* [Directions for this task]:
Could you write out these items again, changing every "legend-label" to "legend-entry" and keeping everything else the same?

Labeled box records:
********
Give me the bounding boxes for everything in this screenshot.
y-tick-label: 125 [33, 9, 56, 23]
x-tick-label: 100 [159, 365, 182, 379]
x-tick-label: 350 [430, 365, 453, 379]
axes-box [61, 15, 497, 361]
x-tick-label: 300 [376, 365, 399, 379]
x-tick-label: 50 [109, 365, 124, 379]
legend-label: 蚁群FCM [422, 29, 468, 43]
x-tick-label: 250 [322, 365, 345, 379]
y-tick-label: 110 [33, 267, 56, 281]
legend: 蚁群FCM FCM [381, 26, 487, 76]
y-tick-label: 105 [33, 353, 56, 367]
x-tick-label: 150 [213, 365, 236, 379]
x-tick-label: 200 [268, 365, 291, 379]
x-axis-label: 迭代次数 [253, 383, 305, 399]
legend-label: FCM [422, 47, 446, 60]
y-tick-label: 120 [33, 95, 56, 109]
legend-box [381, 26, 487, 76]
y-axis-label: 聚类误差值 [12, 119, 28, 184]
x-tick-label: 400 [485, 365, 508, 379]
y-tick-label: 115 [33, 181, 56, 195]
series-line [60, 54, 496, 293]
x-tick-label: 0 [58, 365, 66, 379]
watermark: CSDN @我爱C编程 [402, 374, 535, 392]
********
* [Solved problem]:
Give me the bounding boxes for everything in this screenshot.
y-tick-label: 125 [33, 9, 56, 23]
x-tick-label: 100 [159, 365, 182, 379]
x-tick-label: 350 [430, 365, 453, 379]
axes-box [61, 15, 497, 361]
x-tick-label: 300 [376, 365, 399, 379]
x-tick-label: 50 [109, 365, 124, 379]
legend-entry: 蚁群FCM [422, 29, 468, 43]
x-tick-label: 250 [322, 365, 345, 379]
y-tick-label: 110 [33, 267, 56, 281]
legend: 蚁群FCM FCM [381, 26, 487, 76]
y-tick-label: 105 [33, 353, 56, 367]
x-tick-label: 150 [213, 365, 236, 379]
x-tick-label: 200 [268, 365, 291, 379]
x-axis-label: 迭代次数 [253, 383, 305, 399]
legend-entry: FCM [422, 47, 446, 60]
y-tick-label: 120 [33, 95, 56, 109]
legend-box [381, 26, 487, 76]
y-axis-label: 聚类误差值 [12, 119, 28, 184]
x-tick-label: 400 [485, 365, 508, 379]
y-tick-label: 115 [33, 181, 56, 195]
series-line [60, 54, 496, 293]
x-tick-label: 0 [58, 365, 66, 379]
watermark: CSDN @我爱C编程 [402, 374, 535, 392]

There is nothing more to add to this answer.